• [TASK] Count how many lines of the data below contain the string "this"; the reply should be that number alone.

• [MATERIAL]
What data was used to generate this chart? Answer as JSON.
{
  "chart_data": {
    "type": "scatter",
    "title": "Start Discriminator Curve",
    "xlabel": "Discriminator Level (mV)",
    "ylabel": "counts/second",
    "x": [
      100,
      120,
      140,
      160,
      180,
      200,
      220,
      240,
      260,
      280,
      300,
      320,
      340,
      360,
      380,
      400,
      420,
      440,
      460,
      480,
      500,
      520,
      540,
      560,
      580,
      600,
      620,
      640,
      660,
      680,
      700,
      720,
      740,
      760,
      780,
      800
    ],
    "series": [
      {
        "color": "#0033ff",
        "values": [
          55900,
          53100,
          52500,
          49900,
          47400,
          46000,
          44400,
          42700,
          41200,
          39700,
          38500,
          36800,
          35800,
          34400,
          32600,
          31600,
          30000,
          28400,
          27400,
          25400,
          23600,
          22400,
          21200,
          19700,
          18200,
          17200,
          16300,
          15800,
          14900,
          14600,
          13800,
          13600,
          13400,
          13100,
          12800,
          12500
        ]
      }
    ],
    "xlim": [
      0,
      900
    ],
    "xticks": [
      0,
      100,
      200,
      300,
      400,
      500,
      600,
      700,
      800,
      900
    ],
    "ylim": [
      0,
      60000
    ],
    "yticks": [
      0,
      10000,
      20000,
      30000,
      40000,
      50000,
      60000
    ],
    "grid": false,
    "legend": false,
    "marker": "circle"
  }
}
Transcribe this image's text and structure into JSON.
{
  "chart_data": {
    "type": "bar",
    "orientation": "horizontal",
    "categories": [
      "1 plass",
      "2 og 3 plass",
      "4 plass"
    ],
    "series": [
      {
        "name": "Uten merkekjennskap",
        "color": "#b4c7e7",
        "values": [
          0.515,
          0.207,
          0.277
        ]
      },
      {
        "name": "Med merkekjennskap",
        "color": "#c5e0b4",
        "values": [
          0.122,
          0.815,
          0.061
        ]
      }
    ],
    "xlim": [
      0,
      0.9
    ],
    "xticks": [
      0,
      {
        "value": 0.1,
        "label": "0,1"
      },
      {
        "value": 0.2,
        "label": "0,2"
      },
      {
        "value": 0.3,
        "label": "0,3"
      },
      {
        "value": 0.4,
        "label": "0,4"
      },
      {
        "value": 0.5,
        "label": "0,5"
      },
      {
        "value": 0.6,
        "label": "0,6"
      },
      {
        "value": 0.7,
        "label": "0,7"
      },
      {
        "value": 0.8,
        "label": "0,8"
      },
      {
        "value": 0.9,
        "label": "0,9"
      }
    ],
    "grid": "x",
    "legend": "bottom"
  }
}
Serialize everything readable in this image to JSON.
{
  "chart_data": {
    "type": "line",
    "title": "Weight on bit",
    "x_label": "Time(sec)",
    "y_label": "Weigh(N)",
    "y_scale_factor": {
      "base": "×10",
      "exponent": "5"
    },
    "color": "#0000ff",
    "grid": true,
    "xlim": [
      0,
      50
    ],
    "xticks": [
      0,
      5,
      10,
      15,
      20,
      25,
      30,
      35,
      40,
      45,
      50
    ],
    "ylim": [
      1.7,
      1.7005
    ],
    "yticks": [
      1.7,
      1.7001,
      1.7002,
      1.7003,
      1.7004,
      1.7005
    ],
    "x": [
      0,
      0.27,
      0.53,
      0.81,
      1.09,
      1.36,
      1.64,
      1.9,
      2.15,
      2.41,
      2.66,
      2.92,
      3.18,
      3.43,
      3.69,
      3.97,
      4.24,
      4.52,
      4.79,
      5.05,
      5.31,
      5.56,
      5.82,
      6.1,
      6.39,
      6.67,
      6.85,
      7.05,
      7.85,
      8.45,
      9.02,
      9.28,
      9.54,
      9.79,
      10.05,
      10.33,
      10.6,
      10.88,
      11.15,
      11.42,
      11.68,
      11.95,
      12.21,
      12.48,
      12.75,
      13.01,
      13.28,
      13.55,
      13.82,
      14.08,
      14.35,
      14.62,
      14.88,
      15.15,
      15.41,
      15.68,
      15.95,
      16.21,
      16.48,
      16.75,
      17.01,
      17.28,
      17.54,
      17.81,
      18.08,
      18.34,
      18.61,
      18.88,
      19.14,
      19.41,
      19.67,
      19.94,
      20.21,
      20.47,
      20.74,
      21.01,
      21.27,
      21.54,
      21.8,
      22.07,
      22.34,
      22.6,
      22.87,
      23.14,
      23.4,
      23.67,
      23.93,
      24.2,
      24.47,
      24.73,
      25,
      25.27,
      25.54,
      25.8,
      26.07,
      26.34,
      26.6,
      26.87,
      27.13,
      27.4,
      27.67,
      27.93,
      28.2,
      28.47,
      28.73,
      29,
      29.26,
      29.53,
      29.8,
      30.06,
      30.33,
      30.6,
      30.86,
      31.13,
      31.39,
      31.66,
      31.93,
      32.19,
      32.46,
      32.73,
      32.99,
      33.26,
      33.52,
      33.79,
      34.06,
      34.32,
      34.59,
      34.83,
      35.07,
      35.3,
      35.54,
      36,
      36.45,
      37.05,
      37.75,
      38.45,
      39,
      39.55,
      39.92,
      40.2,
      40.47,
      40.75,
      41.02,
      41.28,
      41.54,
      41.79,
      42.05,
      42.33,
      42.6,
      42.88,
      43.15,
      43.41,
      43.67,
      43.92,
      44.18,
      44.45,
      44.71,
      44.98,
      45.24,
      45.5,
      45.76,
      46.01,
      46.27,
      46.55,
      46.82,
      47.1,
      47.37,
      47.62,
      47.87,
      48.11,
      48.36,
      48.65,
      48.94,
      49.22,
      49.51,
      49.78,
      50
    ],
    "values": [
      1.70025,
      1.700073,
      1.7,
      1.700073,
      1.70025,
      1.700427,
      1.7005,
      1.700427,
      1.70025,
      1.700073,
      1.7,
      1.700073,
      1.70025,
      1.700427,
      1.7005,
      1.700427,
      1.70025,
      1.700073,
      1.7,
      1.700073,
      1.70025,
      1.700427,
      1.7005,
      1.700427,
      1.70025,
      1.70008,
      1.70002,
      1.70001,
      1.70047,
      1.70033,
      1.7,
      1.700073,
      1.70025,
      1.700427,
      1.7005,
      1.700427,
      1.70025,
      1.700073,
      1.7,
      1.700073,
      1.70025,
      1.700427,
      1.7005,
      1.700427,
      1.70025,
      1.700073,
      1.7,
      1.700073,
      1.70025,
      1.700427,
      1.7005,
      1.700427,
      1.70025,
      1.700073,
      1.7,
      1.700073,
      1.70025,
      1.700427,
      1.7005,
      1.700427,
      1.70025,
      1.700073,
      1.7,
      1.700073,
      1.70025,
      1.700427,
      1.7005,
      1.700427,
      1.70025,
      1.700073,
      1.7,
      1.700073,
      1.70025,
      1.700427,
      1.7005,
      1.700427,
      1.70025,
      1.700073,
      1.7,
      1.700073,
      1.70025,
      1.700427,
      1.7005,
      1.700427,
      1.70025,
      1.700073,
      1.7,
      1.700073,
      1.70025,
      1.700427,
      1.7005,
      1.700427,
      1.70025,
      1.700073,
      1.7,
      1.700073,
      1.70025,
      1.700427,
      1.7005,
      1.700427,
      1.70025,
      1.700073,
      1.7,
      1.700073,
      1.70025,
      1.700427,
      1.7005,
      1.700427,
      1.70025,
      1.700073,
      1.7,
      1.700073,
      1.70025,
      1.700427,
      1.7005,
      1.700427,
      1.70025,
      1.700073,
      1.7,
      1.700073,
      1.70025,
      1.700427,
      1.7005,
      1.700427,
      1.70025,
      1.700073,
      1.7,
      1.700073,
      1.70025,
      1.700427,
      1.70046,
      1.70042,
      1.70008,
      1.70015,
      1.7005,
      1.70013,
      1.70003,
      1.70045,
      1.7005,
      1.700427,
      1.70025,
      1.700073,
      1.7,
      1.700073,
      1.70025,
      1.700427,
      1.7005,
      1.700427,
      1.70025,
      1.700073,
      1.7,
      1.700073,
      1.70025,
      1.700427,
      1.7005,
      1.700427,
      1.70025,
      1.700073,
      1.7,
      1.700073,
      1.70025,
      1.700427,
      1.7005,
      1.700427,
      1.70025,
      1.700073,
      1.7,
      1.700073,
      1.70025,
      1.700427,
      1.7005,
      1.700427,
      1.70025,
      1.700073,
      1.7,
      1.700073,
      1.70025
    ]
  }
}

• [RESULT BELOW] 3